** REQUIREMENTS **
Would you copy only the lines below, beginning with the one that contains "Read all visible content and emit it as JSON." and running through the last entry line?

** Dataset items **
## start

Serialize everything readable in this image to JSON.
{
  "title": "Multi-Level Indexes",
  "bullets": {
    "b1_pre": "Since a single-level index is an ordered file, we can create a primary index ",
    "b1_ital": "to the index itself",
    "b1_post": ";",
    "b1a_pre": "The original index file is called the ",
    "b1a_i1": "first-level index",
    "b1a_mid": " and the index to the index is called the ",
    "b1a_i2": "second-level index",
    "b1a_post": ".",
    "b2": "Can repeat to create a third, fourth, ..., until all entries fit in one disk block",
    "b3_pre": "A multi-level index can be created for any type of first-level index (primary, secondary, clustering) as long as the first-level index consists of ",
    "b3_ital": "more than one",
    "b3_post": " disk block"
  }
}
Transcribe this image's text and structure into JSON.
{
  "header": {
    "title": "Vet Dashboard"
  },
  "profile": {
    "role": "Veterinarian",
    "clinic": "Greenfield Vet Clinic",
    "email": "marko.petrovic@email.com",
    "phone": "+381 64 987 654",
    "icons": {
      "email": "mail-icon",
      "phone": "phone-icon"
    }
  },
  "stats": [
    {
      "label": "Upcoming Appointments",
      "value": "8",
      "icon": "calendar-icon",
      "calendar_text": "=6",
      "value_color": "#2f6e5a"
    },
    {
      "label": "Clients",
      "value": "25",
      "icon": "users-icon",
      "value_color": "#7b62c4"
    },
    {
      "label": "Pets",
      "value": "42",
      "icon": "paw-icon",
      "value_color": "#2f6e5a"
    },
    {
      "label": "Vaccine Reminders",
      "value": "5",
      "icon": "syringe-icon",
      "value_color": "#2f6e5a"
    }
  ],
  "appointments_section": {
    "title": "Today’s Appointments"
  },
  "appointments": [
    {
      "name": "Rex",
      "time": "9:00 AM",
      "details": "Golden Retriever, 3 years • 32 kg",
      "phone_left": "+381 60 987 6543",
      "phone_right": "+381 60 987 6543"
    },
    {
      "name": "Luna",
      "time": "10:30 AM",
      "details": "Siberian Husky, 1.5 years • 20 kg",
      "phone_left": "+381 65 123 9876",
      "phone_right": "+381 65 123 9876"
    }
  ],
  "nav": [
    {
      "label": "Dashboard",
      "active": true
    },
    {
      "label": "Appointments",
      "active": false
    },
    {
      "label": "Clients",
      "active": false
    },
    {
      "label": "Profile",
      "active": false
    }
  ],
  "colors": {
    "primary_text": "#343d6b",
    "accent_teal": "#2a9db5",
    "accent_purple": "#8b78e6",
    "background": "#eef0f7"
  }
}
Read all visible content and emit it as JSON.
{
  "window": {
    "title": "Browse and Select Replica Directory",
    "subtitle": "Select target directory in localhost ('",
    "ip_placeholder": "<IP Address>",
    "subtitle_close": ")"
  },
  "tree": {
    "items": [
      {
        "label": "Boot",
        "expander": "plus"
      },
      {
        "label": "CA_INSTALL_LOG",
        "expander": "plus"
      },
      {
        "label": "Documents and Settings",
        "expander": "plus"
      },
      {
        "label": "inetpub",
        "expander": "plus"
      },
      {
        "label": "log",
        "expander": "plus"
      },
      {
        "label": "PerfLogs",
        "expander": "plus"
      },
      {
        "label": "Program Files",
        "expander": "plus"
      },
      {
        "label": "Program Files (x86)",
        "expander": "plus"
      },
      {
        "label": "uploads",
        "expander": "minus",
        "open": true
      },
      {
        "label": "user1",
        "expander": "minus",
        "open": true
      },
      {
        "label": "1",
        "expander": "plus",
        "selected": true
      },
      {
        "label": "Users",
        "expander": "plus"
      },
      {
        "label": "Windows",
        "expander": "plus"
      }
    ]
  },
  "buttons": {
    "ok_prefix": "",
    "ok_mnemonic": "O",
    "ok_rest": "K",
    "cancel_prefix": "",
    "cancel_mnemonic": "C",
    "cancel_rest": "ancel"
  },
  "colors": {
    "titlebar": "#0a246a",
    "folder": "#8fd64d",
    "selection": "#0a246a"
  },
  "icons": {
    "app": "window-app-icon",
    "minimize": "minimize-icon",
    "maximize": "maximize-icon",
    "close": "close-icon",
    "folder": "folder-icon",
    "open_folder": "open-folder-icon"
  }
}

## end

** CORRECT ANSWER **
Read all visible content and emit it as JSON.
{
  "window": {
    "title": "Browse and Select Replica Directory",
    "subtitle": "Select target directory in localhost ('",
    "ip_placeholder": "<IP Address>",
    "subtitle_close": ")"
  },
  "tree": {
    "items": [
      {
        "label": "Boot",
        "expander": "plus"
      },
      {
        "label": "CA_INSTALL_LOG",
        "expander": "plus"
      },
      {
        "label": "Documents and Settings",
        "expander": "plus"
      },
      {
        "label": "inetpub",
        "expander": "plus"
      },
      {
        "label": "log",
        "expander": "plus"
      },
      {
        "label": "PerfLogs",
        "expander": "plus"
      },
      {
        "label": "Program Files",
        "expander": "plus"
      },
      {
        "label": "Program Files (x86)",
        "expander": "plus"
      },
      {
        "label": "uploads",
        "expander": "minus",
        "open": true
      },
      {
        "label": "user1",
        "expander": "minus",
        "open": true
      },
      {
        "label": "1",
        "expander": "plus",
        "selected": true
      },
      {
        "label": "Users",
        "expander": "plus"
      },
      {
        "label": "Windows",
        "expander": "plus"
      }
    ]
  },
  "buttons": {
    "ok_prefix": "",
    "ok_mnemonic": "O",
    "ok_rest": "K",
    "cancel_prefix": "",
    "cancel_mnemonic": "C",
    "cancel_rest": "ancel"
  },
  "colors": {
    "titlebar": "#0a246a",
    "folder": "#8fd64d",
    "selection": "#0a246a"
  },
  "icons": {
    "app": "window-app-icon",
    "minimize": "minimize-icon",
    "maximize": "maximize-icon",
    "close": "close-icon",
    "folder": "folder-icon",
    "open_folder": "open-folder-icon"
  }
}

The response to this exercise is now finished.